--- What you are asked to do ---
Take the material and output all of it exactly.

--- Supplied entries ---

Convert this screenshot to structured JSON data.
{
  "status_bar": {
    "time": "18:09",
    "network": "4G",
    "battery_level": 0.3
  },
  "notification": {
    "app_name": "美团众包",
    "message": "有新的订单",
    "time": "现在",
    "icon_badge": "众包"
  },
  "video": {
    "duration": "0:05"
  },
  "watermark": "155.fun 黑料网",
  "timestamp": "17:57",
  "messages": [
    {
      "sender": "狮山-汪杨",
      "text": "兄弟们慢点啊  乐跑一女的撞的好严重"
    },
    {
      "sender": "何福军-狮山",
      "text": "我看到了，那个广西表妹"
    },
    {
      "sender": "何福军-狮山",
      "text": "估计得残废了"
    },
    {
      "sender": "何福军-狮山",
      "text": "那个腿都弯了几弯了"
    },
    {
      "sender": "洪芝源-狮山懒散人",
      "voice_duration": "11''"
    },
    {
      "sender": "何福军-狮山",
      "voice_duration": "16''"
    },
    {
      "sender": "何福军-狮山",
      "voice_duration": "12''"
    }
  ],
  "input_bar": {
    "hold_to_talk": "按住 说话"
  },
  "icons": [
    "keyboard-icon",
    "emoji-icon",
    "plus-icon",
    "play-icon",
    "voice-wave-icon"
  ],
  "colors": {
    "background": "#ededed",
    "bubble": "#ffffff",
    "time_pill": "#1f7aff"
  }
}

--- The completed task ---
Convert this screenshot to structured JSON data.
{
  "status_bar": {
    "time": "18:09",
    "network": "4G",
    "battery_level": 0.3
  },
  "notification": {
    "app_name": "美团众包",
    "message": "有新的订单",
    "time": "现在",
    "icon_badge": "众包"
  },
  "video": {
    "duration": "0:05"
  },
  "watermark": "155.fun 黑料网",
  "timestamp": "17:57",
  "messages": [
    {
      "sender": "狮山-汪杨",
      "text": "兄弟们慢点啊  乐跑一女的撞的好严重"
    },
    {
      "sender": "何福军-狮山",
      "text": "我看到了，那个广西表妹"
    },
    {
      "sender": "何福军-狮山",
      "text": "估计得残废了"
    },
    {
      "sender": "何福军-狮山",
      "text": "那个腿都弯了几弯了"
    },
    {
      "sender": "洪芝源-狮山懒散人",
      "voice_duration": "11''"
    },
    {
      "sender": "何福军-狮山",
      "voice_duration": "16''"
    },
    {
      "sender": "何福军-狮山",
      "voice_duration": "12''"
    }
  ],
  "input_bar": {
    "hold_to_talk": "按住 说话"
  },
  "icons": [
    "keyboard-icon",
    "emoji-icon",
    "plus-icon",
    "play-icon",
    "voice-wave-icon"
  ],
  "colors": {
    "background": "#ededed",
    "bubble": "#ffffff",
    "time_pill": "#1f7aff"
  }
}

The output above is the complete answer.